>> Start Excerpted records

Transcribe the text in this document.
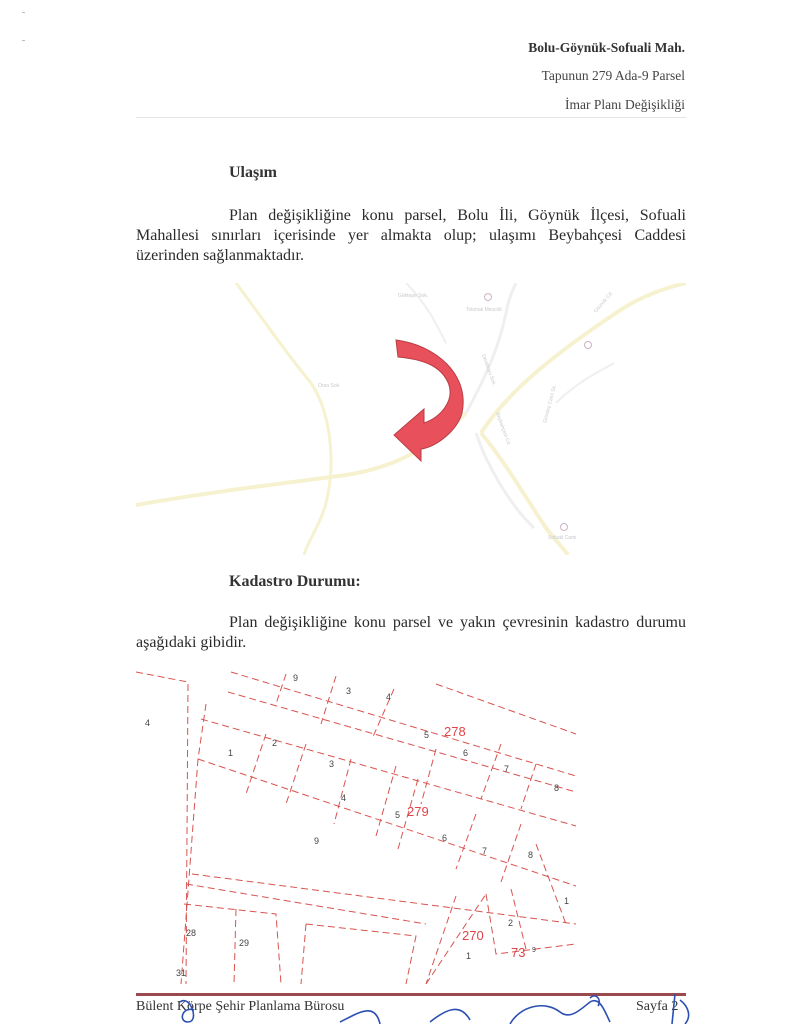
Bolu-Göynük-Sofuali Mah.
Tapunun 279 Ada-9 Parsel
İmar Planı Değişikliği
Ulaşım

Plan değişikliğine konu parsel, Bolu İli, Göynük İlçesi, Sofuali Mahallesi sınırları içerisinde yer almakta olup; ulaşımı Beybahçesi Caddesi üzerinden sağlanmaktadır.

Göktepe Sok.
Tokmak Mescidi	Göynük Cd.
Oran Sok.
Beybahçesi Cd.
Dereboyu Sok.
Gündeş Cami Sk.
Sofuali Cami
Kadastro Durumu:

Plan değişikliğine konu parsel ve yakın çevresinin kadastro durumu aşağıdaki gibidir.

9
3
4
4
5
1
2
6
7
3
8
4
5
6
9
7	8
1
2
28
29
1
31
9
278
279
270
73
Bülent Körpe Şehir Planlama Bürosu	Sayfa 2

>> End Excerpted records

# Short task:
Take every line from the data that contains the word "Bolu".

# Solution for this problem:
Bolu-Göynük-Sofuali Mah.
Plan değişikliğine konu parsel, Bolu İli, Göynük İlçesi, Sofuali Mahallesi sınırları içerisinde yer almakta olup; ulaşımı Beybahçesi Caddesi üzerinden sağlanmaktadır.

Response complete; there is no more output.